**Description of the task**
Please transcribe the forum thread below about Lyft driver milestone perks, word for word and in full.

**Supplied text**
# I’m upset



## Atavar (Aug 11, 2018)

Every time I reach a milestone with Lyft they cheap out and screw me. At Gold and Platinum the day I reached them the perks that made it worthwhile were discontinued. 
Now I finally make it to 1K rides and instead of a lined nylon shell the jacket is going to be a cheap fleece one that will look like crap in a month. 
I am very not happy.


----------



## Gtown Driver (Aug 26, 2018)

You're already messing up if you riding for those perks.

I only got on Lyft to get my 1,000 dollar promo and now it's just the stepkid app to Uber. Helps me out when Uber slows down.


----------



## Atavar (Aug 11, 2018)

It just irks me when they dangle a carrot at milestones then jerk it back just when I get there. Maybe my timing is just bad but it has happened at every milestone.


----------



## Gtown Driver (Aug 26, 2018)

Kevin Kargel said:


> It just irks me when they dangle a carrot at milestones then jerk it back just when I get there. Maybe my timing is just bad but it has happened at every milestone.


Yeah that's gonna keep happening the more milestones you go after. Good luck with it though.

I came to this thread mainly because it reminded me of that Drake song


----------



## LAWeasel (Nov 27, 2018)

Kevin Kargel said:


> Every time I reach a milestone with Lyft they cheap out and screw me. At Gold and Platinum the day I reached them the perks that made it worthwhile were discontinued.
> Now I finally make it to 1K rides and instead of a lined nylon shell the jacket is going to be a cheap fleece one that will look like crap in a month.
> I am very not happy.


Damn. The same thing happened to me with Platinum. They yanked the pax trip ETA a week before I hit it. I'm now 13 rides away from 1k for the jacket (not that I'd wear it anyway).


----------



## Danny3xd (Nov 7, 2016)

Kevin Kargel said:


> Every time I reach a milestone with Lyft they cheap out and screw me. At Gold and Platinum the day I reached them the perks that made it worthwhile were discontinued.

**Information supplied**
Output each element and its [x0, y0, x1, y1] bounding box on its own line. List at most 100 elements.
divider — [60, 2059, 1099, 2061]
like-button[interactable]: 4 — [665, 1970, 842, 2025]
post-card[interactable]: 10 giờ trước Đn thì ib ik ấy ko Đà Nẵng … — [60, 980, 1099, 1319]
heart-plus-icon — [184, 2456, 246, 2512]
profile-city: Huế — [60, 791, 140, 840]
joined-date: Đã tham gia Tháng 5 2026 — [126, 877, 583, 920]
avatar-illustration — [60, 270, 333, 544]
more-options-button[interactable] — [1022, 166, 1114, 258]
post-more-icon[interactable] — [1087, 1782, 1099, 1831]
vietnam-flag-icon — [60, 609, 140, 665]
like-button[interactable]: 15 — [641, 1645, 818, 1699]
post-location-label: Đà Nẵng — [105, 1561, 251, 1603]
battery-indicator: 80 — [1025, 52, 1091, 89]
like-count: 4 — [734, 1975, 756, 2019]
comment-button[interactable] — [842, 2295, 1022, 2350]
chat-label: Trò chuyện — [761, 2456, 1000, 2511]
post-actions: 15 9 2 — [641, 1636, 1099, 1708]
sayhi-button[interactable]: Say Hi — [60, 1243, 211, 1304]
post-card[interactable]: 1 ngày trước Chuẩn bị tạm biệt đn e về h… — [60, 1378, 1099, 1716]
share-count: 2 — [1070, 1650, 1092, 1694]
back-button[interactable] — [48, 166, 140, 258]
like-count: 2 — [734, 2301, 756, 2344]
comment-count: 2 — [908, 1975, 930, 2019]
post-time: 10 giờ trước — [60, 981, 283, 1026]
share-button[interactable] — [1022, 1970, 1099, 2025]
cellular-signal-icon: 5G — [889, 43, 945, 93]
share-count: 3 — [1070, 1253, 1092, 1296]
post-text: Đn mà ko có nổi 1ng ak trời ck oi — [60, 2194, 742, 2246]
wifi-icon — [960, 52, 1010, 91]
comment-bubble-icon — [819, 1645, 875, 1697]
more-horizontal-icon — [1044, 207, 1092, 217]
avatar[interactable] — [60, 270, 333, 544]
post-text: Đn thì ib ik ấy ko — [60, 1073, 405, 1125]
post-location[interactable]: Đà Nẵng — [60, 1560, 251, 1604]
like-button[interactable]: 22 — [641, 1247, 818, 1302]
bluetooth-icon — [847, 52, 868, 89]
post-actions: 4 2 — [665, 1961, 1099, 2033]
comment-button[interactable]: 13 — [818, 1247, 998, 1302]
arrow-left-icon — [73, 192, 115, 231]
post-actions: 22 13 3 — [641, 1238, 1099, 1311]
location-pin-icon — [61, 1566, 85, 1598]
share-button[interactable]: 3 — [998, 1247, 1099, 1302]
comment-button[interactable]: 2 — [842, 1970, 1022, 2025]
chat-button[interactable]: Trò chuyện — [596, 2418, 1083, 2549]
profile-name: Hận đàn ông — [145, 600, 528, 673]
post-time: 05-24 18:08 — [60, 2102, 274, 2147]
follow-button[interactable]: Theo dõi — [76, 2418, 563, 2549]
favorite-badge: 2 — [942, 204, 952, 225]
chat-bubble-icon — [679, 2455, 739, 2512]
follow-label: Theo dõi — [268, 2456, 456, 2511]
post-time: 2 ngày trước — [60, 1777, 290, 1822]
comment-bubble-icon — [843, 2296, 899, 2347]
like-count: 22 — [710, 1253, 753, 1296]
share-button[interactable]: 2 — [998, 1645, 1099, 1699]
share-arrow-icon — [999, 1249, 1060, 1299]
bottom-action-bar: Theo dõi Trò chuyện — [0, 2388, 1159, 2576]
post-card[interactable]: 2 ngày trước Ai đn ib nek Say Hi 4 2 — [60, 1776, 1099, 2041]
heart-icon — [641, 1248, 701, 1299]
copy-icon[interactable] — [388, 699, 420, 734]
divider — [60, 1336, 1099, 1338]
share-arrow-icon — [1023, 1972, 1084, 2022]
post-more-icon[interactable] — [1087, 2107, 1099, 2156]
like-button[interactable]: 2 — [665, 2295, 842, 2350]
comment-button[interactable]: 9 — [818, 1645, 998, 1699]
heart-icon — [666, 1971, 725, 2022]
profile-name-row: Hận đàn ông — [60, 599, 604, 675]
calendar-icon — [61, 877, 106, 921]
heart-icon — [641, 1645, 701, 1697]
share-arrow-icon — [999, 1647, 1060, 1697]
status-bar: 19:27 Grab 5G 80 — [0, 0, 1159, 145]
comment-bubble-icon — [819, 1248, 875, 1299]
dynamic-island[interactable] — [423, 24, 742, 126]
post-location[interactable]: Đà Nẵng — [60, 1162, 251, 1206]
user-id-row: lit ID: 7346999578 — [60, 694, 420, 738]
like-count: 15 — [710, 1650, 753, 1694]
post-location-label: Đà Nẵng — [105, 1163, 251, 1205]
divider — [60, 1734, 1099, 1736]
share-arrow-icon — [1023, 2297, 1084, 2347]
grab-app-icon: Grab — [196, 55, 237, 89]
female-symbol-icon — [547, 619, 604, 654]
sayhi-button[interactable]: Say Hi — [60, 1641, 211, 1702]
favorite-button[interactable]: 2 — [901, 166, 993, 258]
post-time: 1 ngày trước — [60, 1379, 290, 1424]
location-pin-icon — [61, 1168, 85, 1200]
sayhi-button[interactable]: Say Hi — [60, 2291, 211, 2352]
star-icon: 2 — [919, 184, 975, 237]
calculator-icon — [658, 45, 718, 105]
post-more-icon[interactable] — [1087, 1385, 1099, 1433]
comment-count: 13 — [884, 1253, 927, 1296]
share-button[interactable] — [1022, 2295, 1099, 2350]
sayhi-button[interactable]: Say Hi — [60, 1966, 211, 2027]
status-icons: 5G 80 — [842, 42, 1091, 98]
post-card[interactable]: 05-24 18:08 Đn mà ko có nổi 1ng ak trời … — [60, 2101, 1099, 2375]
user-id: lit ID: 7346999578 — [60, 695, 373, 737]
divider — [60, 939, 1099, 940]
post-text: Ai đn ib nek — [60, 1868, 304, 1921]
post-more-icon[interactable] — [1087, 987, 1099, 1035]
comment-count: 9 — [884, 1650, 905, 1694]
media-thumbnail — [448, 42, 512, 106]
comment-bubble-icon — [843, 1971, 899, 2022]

**Reply to the exercise**
# I’m upset



## Atavar (Aug 11, 2018)

Every time I reach a milestone with Lyft they cheap out and screw me. At Gold and Platinum the day I reached them the perks that made it worthwhile were discontinued. 
Now I finally make it to 1K rides and instead of a lined nylon shell the jacket is going to be a cheap fleece one that will look like crap in a month. 
I am very not happy.


----------



## Gtown Driver (Aug 26, 2018)

You're already messing up if you riding for those perks.

I only got on Lyft to get my 1,000 dollar promo and now it's just the stepkid app to Uber. Helps me out when Uber slows down.


----------



## Atavar (Aug 11, 2018)

It just irks me when they dangle a carrot at milestones then jerk it back just when I get there. Maybe my timing is just bad but it has happened at every milestone.


----------



## Gtown Driver (Aug 26, 2018)

Kevin Kargel said:


> It just irks me when they dangle a carrot at milestones then jerk it back just when I get there. Maybe my timing is just bad but it has happened at every milestone.


Yeah that's gonna keep happening the more milestones you go after. Good luck with it though.

I came to this thread mainly because it reminded me of that Drake song


----------



## LAWeasel (Nov 27, 2018)

Kevin Kargel said:


> Every time I reach a milestone with Lyft they cheap out and screw me. At Gold and Platinum the day I reached them the perks that made it worthwhile were discontinued.
> Now I finally make it to 1K rides and instead of a lined nylon shell the jacket is going to be a cheap fleece one that will look like crap in a month.
> I am very not happy.


Damn. The same thing happened to me with Platinum. They yanked the pax trip ETA a week before I hit it. I'm now 13 rides away from 1k for the jacket (not that I'd wear it anyway).


----------



## Danny3xd (Nov 7, 2016)

Kevin Kargel said:


> Every time I reach a milestone with Lyft they cheap out and screw me. At Gold and Platinum the day I reached them the perks that made it worthwhile were discontinued.